Take every line from the listing below that includes "access" and copy it.

[Dataset items]

——————————

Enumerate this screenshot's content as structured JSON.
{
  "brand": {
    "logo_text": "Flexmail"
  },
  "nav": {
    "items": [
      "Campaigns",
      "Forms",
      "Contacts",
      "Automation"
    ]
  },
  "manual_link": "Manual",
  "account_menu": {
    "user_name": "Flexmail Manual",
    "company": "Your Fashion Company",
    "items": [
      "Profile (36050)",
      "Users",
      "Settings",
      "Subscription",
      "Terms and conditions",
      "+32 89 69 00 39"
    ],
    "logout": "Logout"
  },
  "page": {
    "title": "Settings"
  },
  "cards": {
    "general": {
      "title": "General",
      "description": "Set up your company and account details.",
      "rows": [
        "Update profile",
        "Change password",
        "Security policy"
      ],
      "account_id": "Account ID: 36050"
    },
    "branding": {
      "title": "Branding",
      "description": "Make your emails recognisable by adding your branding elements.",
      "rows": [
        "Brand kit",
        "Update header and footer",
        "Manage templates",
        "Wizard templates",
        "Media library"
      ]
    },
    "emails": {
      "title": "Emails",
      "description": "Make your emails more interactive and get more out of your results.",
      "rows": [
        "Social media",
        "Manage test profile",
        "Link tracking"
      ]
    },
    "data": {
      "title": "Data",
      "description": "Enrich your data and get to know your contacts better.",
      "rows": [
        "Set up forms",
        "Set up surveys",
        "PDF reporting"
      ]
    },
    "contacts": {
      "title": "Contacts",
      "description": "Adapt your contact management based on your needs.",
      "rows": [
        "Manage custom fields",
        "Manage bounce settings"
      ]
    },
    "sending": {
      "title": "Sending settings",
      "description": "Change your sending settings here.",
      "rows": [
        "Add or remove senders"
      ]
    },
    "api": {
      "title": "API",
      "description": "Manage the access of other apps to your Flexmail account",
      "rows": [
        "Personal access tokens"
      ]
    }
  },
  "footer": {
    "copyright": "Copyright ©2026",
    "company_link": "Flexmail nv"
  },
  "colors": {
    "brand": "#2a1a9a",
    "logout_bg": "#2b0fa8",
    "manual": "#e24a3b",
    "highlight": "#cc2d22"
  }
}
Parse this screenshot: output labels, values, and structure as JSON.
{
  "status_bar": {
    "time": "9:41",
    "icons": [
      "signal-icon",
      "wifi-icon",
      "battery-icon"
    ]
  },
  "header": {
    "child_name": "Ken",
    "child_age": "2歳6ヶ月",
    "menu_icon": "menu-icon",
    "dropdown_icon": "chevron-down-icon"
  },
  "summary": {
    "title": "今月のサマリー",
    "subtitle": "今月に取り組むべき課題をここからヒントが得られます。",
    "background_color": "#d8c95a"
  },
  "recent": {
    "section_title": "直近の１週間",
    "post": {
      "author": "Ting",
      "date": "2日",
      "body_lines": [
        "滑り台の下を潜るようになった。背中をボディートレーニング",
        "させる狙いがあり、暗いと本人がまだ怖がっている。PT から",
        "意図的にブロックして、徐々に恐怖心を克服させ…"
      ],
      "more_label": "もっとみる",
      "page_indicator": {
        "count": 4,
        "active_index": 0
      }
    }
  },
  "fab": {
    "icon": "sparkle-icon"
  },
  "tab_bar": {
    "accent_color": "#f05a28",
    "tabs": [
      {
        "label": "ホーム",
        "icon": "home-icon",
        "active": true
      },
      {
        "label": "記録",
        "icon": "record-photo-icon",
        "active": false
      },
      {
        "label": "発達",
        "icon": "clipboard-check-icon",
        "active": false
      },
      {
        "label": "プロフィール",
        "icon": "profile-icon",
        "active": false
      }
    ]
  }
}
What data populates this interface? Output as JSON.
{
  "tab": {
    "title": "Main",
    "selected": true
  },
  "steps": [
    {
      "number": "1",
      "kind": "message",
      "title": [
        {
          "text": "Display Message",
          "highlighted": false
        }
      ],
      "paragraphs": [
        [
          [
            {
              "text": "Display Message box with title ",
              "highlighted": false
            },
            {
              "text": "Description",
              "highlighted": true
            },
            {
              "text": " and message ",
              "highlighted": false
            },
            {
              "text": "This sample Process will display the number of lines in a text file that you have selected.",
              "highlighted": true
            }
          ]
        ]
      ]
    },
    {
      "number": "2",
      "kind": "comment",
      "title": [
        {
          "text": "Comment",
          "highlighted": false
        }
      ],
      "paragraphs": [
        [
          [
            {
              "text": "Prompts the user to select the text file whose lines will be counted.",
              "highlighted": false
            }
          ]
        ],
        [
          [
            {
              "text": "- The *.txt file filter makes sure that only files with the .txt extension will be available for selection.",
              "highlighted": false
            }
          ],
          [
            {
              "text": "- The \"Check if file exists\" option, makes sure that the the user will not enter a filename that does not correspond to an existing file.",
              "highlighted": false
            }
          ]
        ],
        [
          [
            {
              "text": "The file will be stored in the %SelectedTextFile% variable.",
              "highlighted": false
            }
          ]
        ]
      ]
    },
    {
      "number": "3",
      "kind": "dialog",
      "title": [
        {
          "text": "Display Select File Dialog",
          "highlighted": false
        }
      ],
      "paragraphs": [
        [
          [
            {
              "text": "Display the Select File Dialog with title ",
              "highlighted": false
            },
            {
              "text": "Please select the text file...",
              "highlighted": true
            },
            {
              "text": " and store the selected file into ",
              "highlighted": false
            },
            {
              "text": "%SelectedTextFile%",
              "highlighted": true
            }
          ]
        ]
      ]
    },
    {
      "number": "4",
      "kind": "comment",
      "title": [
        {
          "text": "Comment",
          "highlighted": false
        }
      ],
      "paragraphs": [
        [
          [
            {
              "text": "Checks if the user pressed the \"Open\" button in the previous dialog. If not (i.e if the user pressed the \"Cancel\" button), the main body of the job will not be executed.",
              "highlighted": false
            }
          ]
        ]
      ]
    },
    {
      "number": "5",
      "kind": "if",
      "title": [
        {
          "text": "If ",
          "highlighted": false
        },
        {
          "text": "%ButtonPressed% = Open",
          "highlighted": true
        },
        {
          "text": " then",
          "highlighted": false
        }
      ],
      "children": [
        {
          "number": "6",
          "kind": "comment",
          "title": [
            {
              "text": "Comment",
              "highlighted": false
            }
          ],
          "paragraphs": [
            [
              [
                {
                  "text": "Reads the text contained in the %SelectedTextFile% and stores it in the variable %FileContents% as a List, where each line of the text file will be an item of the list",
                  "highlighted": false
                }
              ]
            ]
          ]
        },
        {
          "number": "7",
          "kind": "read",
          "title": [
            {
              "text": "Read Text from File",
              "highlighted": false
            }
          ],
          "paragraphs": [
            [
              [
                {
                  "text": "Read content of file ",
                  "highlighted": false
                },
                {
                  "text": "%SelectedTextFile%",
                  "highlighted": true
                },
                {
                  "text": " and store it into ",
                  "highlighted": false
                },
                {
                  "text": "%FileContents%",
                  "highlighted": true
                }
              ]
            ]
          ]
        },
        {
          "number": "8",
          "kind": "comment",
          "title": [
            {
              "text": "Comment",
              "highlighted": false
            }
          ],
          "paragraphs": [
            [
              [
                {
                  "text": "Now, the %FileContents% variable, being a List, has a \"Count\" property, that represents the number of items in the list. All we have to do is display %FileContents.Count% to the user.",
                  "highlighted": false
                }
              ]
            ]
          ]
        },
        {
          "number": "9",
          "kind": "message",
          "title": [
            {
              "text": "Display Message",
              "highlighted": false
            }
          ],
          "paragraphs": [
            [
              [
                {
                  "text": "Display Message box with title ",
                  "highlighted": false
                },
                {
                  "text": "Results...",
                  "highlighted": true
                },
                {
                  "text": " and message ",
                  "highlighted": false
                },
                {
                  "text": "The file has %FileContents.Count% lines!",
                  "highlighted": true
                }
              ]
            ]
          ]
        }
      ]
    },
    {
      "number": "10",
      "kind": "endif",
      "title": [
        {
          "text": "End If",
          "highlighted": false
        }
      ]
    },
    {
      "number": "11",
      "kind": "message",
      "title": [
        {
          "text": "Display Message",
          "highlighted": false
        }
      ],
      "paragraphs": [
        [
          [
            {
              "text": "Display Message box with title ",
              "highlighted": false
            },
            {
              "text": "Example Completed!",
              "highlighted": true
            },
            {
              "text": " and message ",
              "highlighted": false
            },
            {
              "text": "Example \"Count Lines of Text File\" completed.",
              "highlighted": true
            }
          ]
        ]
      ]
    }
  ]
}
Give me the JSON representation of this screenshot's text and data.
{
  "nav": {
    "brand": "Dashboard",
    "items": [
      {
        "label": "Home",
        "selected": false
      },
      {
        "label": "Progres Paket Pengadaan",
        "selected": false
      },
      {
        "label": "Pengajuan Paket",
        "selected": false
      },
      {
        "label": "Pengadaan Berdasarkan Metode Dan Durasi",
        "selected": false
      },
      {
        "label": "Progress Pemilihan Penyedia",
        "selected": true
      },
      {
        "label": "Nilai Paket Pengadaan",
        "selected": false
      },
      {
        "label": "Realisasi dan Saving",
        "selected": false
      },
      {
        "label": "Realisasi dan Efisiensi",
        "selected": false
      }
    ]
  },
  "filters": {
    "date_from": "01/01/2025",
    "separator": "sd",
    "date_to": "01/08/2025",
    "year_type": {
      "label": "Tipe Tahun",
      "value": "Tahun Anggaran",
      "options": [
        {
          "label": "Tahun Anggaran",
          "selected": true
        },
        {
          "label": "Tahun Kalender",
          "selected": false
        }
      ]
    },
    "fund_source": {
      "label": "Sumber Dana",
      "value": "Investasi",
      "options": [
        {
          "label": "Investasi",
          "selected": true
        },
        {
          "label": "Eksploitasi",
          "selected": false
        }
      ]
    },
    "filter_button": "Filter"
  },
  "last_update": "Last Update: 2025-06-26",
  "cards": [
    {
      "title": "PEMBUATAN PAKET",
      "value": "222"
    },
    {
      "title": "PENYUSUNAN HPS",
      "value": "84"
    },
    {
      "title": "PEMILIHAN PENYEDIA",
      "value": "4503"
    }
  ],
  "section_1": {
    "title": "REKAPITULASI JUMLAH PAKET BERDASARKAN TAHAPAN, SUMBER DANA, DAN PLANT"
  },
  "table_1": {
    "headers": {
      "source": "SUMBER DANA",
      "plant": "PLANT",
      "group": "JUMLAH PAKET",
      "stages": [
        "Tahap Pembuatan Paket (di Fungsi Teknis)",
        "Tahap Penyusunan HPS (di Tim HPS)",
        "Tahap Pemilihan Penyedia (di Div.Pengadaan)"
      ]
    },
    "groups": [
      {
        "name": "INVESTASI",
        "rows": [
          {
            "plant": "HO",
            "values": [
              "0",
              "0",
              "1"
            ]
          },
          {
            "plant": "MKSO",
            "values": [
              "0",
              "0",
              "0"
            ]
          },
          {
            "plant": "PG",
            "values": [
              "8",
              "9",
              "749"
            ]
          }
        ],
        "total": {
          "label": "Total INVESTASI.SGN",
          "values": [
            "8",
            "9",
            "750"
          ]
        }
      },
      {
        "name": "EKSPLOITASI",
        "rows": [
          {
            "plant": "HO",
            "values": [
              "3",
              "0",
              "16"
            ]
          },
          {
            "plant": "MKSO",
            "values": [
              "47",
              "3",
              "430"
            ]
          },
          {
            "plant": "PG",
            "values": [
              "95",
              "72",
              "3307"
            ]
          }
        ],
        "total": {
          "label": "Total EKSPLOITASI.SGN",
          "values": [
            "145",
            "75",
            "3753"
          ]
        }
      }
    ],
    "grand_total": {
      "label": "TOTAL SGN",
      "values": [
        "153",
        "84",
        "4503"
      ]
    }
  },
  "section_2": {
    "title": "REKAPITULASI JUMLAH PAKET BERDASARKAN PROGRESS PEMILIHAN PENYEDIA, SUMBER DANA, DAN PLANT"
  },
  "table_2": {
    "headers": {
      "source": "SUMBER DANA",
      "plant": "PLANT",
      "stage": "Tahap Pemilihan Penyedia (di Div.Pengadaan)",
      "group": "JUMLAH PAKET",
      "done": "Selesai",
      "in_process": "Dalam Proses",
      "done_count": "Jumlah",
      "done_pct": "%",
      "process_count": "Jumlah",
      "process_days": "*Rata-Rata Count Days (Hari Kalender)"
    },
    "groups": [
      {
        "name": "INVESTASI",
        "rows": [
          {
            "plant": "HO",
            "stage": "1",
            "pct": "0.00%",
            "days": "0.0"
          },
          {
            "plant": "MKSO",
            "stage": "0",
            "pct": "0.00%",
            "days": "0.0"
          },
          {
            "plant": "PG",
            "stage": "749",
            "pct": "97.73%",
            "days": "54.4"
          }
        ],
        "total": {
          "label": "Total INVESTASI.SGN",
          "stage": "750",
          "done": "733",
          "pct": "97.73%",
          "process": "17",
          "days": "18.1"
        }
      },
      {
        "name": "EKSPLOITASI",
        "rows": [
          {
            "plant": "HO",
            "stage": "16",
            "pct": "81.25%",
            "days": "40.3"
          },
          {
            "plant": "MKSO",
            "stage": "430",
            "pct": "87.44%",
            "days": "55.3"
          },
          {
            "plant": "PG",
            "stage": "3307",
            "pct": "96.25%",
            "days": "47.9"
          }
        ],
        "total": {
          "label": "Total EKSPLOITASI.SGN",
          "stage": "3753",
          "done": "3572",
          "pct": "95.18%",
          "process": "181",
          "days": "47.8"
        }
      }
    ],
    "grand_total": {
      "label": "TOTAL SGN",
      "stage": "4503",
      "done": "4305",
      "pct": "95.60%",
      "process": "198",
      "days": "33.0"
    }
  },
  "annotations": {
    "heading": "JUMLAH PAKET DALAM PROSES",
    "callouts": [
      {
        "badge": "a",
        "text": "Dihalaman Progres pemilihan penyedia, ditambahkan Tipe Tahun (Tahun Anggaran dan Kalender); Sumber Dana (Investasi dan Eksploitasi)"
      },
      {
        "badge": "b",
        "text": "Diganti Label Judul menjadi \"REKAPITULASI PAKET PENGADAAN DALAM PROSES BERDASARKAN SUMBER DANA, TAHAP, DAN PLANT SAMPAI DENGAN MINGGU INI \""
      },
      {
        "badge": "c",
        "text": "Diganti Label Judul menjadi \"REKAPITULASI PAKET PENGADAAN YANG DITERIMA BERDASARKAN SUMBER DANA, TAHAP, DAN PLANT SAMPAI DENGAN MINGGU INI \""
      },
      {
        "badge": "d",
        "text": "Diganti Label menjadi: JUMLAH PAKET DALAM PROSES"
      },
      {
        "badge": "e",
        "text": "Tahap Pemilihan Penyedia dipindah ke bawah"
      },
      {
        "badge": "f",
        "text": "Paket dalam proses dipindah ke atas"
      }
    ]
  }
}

——————————

> **Complete response**
      "description": "Manage the access of other apps to your Flexmail account",
        "Personal access tokens"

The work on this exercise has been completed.